— BEGIN RECORDED DATA —
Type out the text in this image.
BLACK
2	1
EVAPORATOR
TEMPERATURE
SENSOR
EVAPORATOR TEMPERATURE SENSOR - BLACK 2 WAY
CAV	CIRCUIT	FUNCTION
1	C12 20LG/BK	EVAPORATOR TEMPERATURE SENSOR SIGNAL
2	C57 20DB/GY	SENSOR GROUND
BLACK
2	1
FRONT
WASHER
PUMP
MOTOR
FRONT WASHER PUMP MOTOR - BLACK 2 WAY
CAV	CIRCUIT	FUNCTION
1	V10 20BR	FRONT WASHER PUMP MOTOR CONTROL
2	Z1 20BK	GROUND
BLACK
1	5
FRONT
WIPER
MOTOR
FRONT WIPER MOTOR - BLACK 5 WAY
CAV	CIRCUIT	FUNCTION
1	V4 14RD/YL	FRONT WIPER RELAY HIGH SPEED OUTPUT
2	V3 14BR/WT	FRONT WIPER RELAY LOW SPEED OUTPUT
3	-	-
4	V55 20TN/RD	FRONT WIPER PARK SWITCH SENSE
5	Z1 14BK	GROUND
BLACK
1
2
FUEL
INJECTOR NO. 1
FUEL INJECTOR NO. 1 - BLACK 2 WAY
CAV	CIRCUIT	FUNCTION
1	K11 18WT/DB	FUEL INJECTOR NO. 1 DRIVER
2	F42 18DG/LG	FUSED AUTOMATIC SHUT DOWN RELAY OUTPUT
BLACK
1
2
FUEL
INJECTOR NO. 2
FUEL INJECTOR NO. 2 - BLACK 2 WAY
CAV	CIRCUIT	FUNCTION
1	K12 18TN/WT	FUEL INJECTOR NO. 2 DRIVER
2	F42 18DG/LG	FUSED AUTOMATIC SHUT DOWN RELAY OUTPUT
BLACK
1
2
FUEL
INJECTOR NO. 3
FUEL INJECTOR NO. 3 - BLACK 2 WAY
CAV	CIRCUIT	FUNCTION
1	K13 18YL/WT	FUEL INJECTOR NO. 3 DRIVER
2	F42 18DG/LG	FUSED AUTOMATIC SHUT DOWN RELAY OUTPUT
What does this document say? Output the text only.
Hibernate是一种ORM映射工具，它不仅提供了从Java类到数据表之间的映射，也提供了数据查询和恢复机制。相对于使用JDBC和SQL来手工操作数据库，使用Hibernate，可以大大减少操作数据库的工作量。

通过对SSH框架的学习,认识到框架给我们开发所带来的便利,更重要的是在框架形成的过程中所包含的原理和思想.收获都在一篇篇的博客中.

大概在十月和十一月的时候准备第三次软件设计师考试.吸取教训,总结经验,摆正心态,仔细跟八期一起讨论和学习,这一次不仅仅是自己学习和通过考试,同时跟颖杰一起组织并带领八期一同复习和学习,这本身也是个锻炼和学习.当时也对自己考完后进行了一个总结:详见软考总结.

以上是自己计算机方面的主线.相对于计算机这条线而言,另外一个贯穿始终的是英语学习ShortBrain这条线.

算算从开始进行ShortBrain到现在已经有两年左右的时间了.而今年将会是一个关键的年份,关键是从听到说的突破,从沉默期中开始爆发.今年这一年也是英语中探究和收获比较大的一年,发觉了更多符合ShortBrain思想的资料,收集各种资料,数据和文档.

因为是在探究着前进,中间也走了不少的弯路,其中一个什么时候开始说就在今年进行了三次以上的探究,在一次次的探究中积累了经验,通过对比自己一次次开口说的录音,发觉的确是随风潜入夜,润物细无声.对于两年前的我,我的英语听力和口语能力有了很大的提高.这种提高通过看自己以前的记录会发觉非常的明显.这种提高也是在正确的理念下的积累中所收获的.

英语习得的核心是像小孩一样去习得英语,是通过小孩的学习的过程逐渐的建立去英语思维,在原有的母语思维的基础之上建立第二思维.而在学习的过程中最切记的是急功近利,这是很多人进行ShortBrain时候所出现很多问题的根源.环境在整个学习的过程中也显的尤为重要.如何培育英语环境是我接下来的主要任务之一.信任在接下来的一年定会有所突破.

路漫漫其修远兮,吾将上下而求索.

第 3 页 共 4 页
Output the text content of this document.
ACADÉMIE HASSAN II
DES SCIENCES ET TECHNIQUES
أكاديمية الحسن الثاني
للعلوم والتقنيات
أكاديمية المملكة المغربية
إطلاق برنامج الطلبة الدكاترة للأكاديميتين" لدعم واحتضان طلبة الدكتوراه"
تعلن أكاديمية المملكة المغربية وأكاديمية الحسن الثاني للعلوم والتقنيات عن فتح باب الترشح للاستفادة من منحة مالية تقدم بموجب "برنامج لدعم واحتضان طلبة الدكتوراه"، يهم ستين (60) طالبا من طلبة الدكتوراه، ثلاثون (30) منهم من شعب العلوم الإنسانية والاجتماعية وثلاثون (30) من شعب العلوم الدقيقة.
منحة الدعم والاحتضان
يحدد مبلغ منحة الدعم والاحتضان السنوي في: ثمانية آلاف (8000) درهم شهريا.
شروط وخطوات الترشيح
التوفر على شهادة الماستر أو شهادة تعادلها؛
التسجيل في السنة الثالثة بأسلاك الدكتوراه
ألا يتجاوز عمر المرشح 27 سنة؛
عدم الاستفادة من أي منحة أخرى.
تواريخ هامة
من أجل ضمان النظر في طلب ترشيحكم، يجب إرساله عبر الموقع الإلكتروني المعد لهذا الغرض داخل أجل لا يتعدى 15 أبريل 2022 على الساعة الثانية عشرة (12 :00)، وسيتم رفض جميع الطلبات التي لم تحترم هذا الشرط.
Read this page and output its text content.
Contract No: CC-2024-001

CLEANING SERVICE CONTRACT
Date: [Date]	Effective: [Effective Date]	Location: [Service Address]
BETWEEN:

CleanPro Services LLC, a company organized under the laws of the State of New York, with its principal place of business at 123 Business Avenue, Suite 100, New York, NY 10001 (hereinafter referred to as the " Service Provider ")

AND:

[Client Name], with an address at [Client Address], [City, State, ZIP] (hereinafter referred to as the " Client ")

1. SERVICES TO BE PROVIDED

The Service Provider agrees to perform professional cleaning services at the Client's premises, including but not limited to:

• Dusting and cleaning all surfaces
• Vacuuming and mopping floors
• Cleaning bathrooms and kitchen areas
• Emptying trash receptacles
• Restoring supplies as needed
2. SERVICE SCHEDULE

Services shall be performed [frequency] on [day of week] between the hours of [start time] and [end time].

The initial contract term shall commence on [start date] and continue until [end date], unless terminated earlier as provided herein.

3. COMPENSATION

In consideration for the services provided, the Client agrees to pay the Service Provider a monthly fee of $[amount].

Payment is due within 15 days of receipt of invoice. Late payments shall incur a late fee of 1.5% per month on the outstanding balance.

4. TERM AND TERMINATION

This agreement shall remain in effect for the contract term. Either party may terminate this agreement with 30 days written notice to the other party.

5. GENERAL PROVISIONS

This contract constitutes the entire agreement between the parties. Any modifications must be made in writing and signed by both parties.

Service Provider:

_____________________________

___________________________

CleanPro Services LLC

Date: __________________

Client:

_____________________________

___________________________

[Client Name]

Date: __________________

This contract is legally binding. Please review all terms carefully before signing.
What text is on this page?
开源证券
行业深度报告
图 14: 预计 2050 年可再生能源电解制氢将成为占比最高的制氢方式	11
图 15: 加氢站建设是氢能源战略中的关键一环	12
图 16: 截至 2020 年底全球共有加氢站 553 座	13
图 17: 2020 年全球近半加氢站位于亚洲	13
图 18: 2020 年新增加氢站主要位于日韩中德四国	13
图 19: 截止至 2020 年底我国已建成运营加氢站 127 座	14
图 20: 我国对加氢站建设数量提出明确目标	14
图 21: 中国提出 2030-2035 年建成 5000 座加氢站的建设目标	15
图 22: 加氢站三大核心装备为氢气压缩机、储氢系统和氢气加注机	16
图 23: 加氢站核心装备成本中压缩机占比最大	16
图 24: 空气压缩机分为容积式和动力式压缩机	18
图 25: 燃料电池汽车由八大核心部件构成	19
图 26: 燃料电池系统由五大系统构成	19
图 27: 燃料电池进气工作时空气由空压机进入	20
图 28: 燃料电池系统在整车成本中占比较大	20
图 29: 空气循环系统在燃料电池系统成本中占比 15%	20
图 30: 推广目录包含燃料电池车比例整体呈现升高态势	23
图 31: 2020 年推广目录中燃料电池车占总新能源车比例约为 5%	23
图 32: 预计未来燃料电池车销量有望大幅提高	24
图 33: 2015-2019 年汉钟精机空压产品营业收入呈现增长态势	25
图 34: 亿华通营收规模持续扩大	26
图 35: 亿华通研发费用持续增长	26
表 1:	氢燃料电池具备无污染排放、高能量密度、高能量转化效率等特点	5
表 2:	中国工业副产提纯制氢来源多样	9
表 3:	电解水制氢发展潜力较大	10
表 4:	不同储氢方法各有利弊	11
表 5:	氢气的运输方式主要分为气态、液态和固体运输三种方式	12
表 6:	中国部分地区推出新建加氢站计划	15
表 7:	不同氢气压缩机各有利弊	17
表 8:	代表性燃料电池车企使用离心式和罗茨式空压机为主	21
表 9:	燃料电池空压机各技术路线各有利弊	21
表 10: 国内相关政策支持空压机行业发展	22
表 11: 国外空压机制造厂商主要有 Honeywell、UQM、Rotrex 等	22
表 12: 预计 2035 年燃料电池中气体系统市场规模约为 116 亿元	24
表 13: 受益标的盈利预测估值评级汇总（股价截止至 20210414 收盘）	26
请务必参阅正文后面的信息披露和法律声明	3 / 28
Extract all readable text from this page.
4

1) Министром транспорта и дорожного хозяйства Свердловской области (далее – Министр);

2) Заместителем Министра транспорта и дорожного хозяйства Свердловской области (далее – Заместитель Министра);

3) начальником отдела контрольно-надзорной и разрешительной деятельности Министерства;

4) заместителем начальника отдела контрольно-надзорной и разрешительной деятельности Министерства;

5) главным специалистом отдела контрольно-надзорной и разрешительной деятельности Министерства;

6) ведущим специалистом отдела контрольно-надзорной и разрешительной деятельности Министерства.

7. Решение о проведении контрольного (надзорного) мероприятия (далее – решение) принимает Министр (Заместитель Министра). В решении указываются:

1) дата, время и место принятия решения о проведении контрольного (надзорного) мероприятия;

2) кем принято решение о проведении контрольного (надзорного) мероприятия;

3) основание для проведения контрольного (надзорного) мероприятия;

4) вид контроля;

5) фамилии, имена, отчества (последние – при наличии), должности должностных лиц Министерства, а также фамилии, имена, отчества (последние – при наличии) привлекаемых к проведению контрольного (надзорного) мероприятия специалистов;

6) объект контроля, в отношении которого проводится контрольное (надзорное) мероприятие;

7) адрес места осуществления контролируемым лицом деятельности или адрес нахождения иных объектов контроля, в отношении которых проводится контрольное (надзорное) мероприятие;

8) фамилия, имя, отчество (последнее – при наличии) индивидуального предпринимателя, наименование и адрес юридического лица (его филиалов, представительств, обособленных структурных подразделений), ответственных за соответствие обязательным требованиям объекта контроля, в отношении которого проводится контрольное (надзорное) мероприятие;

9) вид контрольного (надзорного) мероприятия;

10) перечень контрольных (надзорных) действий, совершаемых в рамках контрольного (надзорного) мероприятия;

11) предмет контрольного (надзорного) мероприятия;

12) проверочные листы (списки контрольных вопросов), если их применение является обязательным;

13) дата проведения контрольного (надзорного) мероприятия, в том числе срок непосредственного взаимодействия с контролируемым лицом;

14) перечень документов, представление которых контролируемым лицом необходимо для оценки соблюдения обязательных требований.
— END RECORDED DATA —
→ **WHAT THIS TASK INVOLVES**: Locate the lines above that hold the word "CleanPro". Show every one of them.

→ **EXERCISE OUTPUT**:
CleanPro Services LLC, a company organized under the laws of the State of New York, with its principal place of business at 123 Business Avenue, Suite 100, New York, NY 10001 (hereinafter referred to as the " Service Provider ")
CleanPro Services LLC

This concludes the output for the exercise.